### Available data

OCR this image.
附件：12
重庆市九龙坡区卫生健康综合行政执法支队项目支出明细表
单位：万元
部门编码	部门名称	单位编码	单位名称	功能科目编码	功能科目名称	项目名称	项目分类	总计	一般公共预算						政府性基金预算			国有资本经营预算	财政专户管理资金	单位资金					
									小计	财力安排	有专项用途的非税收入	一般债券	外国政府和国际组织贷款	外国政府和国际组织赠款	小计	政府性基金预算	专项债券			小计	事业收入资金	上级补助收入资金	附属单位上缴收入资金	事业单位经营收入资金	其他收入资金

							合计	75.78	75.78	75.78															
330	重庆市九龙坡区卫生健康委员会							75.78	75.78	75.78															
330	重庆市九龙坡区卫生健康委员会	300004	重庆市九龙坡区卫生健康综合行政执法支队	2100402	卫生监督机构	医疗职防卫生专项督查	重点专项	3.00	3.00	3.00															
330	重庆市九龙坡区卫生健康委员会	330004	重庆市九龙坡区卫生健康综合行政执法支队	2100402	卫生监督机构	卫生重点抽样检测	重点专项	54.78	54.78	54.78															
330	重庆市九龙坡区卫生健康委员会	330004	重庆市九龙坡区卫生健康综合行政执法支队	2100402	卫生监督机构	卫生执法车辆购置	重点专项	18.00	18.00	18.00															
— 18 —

### Given request
Within the listing above, copy each line that has the string "卫生监督机构".

### Problem solution
330	重庆市九龙坡区卫生健康委员会	300004	重庆市九龙坡区卫生健康综合行政执法支队	2100402	卫生监督机构	医疗职防卫生专项督查	重点专项	3.00	3.00	3.00															
330	重庆市九龙坡区卫生健康委员会	330004	重庆市九龙坡区卫生健康综合行政执法支队	2100402	卫生监督机构	卫生重点抽样检测	重点专项	54.78	54.78	54.78															
330	重庆市九龙坡区卫生健康委员会	330004	重庆市九龙坡区卫生健康综合行政执法支队	2100402	卫生监督机构	卫生执法车辆购置	重点专项	18.00	18.00	18.00															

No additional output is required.